Filter the records for lines holding the string "numbers".

▶ **DATA SHOWN**
'''

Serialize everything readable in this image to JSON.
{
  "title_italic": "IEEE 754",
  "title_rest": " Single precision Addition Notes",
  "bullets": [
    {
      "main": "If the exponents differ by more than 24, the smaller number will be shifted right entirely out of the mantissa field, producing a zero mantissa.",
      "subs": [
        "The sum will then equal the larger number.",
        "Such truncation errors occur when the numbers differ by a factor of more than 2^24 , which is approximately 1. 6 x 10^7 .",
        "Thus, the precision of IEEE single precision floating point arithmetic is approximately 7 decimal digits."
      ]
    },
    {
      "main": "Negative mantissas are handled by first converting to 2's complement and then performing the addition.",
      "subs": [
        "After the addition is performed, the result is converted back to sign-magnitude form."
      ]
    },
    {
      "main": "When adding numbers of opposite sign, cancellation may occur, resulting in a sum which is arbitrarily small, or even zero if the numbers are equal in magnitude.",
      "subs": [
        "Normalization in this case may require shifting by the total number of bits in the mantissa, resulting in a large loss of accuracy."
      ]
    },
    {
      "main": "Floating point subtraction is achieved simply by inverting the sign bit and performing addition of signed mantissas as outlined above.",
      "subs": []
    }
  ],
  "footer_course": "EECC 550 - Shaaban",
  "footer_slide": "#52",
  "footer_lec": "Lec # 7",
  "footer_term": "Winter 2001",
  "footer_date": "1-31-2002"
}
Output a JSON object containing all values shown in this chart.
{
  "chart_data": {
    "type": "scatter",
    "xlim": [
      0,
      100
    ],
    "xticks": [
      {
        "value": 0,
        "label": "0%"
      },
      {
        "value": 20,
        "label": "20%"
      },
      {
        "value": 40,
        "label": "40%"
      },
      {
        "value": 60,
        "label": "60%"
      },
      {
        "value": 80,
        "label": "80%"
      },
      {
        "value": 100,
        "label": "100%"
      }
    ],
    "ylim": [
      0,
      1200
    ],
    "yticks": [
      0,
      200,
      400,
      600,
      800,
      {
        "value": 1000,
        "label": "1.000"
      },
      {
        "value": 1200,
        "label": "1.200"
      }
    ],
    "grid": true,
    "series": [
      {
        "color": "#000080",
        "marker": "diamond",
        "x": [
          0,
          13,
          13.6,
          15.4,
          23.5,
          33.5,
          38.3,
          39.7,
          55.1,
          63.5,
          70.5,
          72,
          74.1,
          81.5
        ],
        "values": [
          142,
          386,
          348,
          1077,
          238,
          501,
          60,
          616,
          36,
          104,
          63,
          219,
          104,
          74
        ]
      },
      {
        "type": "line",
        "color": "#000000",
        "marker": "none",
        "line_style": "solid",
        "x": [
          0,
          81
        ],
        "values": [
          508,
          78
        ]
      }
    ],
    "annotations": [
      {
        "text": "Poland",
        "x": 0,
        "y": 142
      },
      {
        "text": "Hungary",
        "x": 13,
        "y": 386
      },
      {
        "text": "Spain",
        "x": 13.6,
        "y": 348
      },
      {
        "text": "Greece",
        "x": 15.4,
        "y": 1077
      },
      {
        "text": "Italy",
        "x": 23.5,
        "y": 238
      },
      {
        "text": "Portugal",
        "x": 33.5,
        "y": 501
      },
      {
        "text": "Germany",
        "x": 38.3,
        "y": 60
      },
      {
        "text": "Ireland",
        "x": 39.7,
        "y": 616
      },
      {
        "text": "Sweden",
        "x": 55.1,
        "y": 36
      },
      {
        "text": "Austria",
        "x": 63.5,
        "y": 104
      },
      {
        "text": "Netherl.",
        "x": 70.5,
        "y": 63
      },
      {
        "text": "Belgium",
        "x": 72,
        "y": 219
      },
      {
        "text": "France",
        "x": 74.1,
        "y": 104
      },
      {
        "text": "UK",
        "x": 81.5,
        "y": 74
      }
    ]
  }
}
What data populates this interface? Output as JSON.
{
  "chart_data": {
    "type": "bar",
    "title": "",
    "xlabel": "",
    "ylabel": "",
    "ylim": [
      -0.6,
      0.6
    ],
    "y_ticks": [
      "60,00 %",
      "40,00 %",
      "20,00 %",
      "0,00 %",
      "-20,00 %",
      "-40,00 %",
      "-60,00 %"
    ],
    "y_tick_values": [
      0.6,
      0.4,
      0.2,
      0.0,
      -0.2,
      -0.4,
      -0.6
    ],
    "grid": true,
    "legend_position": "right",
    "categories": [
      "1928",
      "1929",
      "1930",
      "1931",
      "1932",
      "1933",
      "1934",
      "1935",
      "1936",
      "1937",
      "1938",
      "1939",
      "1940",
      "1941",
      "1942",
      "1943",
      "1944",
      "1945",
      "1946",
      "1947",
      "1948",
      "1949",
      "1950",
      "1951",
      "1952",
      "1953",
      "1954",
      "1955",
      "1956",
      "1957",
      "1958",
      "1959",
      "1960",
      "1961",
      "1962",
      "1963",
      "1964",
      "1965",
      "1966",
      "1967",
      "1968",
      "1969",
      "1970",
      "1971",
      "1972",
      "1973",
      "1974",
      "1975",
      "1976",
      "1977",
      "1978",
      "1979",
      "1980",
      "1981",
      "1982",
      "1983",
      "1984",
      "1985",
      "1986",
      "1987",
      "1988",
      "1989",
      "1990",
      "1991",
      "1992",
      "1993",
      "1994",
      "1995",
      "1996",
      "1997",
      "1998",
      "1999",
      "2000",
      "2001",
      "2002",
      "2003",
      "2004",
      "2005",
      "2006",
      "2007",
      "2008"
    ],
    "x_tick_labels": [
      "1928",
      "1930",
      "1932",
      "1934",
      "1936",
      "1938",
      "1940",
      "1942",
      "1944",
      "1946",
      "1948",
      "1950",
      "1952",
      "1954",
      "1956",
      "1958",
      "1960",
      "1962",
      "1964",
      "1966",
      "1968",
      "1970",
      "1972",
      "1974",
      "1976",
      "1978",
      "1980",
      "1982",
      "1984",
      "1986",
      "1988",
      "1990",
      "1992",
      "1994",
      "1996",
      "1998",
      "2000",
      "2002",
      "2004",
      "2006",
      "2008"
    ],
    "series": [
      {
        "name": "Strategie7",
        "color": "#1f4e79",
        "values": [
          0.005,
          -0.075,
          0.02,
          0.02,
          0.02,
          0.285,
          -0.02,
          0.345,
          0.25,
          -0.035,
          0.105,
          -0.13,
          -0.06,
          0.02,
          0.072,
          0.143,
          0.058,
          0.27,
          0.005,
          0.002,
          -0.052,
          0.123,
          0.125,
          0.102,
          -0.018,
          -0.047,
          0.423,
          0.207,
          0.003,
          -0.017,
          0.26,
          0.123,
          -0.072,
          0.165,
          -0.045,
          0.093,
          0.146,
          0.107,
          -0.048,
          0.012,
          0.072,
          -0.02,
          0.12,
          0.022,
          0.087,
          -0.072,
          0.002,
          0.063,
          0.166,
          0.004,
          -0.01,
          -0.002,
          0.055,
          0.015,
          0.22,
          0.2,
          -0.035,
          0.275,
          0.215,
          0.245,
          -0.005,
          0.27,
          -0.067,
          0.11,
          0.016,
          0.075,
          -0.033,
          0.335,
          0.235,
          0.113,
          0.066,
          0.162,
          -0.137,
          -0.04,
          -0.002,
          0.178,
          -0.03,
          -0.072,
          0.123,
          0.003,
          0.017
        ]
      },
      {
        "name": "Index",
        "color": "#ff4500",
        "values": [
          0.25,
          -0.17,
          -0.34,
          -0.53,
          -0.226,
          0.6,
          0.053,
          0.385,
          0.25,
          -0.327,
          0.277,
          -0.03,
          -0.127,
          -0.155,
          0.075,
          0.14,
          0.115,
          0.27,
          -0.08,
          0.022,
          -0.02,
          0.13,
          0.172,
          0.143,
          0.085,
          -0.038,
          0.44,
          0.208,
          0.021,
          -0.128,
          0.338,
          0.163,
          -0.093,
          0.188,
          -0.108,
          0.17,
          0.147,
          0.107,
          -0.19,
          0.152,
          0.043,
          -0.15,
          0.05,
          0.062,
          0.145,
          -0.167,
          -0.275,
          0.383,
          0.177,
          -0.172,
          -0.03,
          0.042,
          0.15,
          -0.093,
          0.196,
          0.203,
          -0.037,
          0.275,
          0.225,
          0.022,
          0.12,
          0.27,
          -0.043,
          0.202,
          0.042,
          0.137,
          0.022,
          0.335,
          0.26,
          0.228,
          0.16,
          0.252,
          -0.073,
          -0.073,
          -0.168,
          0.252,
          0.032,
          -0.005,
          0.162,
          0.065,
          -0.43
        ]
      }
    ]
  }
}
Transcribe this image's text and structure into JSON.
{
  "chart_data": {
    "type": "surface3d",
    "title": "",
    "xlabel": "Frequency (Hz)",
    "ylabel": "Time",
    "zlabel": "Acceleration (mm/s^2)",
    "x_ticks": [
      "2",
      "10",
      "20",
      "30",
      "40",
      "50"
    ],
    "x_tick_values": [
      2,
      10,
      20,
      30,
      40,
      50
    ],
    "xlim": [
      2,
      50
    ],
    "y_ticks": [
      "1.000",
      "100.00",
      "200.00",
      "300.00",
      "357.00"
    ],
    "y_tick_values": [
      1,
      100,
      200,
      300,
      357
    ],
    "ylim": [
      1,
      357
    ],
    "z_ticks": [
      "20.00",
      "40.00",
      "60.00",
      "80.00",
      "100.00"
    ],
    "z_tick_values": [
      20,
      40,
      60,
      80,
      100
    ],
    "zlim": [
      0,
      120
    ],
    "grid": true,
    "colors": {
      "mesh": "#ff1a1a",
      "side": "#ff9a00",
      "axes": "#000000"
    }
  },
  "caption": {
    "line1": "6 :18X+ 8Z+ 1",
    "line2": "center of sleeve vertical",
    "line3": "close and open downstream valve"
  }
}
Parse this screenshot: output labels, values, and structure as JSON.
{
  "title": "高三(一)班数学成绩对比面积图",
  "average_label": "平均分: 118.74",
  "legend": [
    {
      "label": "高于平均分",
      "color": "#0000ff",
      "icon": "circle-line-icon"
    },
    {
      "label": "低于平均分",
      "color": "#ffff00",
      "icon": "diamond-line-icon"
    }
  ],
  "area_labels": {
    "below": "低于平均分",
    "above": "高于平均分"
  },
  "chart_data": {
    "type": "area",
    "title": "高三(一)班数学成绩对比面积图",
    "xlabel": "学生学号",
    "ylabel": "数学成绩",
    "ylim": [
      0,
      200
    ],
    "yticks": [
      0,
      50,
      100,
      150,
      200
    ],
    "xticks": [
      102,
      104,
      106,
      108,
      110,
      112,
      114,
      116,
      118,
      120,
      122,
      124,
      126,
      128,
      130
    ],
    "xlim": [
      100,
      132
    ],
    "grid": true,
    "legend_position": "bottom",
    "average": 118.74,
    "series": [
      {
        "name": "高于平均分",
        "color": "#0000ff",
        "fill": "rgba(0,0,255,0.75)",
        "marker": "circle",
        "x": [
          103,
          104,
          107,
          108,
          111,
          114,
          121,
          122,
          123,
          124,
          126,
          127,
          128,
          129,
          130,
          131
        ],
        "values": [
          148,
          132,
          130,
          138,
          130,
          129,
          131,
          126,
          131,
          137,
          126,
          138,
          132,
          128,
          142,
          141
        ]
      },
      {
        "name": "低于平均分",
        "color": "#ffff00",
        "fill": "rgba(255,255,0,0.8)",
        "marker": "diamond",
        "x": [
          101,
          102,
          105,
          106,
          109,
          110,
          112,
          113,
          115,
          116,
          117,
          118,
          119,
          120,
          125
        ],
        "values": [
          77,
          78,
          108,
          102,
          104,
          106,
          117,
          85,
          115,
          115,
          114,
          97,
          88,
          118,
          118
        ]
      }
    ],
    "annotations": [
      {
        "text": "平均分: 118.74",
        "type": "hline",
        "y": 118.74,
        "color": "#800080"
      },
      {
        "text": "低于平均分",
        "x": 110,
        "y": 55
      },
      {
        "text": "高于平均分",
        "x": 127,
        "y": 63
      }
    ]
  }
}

'''

▶ **EXERCISE RESULT**
        "Such truncation errors occur when the numbers differ by a factor of more than 2^24 , which is approximately 1. 6 x 10^7 .",
      "main": "When adding numbers of opposite sign, cancellation may occur, resulting in a sum which is arbitrarily small, or even zero if the numbers are equal in magnitude.",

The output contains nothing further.